*What is being asked:*
For the entries that follow, tally the lines holding the string "cells". Give the total and nothing else.
#### Dataset records
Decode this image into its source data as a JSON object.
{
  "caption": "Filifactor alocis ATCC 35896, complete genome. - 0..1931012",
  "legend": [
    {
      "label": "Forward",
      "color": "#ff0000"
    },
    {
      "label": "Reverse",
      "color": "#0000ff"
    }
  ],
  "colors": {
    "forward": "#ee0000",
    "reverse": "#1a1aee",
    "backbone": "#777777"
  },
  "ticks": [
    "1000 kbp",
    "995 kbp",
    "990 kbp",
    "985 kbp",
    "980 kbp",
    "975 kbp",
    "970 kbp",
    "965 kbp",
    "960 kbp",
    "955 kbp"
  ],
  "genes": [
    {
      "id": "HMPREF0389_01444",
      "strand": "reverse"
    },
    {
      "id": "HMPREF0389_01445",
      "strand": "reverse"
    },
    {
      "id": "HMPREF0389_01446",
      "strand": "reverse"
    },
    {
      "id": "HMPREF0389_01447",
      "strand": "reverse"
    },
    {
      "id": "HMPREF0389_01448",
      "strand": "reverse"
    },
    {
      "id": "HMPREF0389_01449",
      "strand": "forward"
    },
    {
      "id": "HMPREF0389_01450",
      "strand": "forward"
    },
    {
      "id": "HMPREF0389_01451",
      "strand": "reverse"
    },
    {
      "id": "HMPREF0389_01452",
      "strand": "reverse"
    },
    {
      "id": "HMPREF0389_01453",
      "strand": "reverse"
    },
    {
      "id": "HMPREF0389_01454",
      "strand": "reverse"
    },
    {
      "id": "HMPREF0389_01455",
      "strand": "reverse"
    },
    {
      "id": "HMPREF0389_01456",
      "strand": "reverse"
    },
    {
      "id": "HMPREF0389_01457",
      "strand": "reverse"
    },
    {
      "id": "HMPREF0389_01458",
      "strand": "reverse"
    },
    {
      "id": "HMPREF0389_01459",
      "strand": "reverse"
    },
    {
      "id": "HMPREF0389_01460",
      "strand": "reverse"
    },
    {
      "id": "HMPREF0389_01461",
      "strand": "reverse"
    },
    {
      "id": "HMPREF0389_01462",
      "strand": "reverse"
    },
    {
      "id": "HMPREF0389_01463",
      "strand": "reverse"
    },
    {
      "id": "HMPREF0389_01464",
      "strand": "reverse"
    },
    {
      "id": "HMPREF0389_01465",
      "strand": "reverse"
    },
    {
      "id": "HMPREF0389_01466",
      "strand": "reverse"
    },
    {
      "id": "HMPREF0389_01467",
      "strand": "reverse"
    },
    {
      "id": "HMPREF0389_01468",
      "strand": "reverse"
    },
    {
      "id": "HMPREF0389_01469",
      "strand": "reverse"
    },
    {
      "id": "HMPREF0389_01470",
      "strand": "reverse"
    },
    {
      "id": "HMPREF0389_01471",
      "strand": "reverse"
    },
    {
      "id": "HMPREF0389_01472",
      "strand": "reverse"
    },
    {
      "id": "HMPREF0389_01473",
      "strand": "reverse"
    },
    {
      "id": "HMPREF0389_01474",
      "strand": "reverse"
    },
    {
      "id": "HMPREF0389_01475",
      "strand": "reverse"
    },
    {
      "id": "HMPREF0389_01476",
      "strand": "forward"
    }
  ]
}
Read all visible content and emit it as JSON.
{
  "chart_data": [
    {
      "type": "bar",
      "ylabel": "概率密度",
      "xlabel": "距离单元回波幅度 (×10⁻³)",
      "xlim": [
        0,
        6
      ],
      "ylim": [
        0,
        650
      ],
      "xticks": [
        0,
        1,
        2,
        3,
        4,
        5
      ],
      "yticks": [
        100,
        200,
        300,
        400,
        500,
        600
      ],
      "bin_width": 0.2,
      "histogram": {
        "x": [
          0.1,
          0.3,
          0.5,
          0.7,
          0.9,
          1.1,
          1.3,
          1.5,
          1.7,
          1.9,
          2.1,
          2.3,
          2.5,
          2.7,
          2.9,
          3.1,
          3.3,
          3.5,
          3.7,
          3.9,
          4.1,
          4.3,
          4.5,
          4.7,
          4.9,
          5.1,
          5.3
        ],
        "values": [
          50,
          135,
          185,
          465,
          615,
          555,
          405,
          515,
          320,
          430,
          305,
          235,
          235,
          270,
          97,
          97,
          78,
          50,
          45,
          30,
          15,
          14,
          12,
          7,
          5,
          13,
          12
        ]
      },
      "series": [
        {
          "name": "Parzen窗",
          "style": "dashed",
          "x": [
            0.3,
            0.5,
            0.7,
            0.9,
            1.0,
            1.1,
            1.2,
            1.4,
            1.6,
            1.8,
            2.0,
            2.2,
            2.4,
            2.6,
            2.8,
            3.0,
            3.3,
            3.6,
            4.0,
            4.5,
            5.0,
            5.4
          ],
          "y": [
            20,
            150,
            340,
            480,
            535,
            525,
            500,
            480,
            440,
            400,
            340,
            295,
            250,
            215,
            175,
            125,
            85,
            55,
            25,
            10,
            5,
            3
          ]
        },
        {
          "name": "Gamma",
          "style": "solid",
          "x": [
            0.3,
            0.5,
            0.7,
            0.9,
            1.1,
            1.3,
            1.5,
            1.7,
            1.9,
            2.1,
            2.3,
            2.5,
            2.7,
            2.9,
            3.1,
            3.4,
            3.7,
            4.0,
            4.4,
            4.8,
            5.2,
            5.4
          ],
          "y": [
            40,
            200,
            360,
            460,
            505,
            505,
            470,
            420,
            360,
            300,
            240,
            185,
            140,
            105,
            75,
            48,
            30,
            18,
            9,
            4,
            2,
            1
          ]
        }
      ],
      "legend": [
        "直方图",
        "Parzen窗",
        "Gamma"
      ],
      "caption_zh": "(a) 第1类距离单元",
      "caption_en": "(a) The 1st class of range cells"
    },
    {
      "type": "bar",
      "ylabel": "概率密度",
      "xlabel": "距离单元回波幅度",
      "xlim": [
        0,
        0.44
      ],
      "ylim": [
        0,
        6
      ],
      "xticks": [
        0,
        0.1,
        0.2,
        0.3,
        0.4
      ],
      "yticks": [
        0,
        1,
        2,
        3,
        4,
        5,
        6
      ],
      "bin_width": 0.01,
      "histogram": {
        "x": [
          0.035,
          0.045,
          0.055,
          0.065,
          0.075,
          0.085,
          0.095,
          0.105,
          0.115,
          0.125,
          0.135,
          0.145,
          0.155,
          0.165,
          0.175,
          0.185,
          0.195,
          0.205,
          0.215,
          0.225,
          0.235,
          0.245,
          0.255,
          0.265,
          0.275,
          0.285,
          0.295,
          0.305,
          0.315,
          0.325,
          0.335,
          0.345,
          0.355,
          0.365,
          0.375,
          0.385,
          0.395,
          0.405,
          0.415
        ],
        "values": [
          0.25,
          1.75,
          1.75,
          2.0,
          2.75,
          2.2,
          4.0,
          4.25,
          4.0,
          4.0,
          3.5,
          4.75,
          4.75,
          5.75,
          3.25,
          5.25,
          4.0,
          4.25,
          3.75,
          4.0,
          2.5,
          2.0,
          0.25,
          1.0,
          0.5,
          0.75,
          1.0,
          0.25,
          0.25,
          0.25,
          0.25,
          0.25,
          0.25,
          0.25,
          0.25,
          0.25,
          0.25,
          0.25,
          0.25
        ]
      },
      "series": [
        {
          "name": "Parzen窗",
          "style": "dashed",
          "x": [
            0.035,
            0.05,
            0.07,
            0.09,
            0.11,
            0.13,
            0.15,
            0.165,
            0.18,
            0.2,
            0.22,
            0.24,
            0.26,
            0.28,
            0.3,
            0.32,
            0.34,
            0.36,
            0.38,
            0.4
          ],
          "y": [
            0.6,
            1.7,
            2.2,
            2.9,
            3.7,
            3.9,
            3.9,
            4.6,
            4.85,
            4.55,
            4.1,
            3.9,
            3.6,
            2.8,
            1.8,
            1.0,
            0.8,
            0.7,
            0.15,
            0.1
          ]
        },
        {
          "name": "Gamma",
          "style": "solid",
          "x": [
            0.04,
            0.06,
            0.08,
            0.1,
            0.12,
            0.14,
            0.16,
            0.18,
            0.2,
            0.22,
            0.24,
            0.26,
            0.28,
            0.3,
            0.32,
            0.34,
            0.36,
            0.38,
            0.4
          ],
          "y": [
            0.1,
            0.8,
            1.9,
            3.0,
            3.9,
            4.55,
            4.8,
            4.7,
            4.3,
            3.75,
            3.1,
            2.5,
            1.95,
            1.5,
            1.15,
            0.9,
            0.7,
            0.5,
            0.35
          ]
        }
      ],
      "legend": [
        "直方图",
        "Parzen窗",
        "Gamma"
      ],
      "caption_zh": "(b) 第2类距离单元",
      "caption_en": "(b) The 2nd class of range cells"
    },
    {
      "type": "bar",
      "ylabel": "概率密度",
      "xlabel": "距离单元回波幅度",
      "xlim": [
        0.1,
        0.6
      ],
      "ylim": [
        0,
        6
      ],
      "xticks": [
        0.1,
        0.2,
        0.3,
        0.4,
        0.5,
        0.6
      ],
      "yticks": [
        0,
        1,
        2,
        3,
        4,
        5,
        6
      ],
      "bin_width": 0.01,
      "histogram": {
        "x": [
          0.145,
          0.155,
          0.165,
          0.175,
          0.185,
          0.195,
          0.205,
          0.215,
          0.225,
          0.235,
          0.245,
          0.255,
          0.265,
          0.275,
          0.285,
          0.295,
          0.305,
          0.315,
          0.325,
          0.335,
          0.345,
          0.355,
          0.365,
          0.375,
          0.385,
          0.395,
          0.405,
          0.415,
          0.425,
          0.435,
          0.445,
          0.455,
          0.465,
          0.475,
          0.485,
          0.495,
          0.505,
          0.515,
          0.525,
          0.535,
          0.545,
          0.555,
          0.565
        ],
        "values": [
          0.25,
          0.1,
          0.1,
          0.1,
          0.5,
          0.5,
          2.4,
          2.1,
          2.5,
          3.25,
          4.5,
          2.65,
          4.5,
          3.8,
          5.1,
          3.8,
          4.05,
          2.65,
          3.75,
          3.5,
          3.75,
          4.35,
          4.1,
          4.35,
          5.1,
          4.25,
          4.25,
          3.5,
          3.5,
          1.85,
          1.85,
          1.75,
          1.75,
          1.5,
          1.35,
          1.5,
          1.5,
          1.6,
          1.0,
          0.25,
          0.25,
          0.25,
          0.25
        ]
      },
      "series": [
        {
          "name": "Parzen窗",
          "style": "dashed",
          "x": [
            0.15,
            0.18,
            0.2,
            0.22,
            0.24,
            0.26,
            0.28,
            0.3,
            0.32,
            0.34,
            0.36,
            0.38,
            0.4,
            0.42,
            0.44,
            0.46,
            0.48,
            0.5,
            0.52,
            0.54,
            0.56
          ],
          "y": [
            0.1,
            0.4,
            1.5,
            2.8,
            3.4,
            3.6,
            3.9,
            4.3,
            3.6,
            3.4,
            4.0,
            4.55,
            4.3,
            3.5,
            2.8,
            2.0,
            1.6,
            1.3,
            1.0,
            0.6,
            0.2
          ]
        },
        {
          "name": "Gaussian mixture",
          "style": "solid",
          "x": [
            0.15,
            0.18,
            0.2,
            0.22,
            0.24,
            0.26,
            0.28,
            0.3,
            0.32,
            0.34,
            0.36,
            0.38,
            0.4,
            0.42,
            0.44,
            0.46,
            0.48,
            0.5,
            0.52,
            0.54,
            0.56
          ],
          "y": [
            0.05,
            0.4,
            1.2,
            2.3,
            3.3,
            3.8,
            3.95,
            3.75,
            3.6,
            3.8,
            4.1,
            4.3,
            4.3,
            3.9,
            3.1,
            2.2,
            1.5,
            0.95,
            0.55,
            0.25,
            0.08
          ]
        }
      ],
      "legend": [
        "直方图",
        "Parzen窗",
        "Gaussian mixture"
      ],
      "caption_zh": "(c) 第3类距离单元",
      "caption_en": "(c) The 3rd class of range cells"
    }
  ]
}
########
*Exercise output:*
3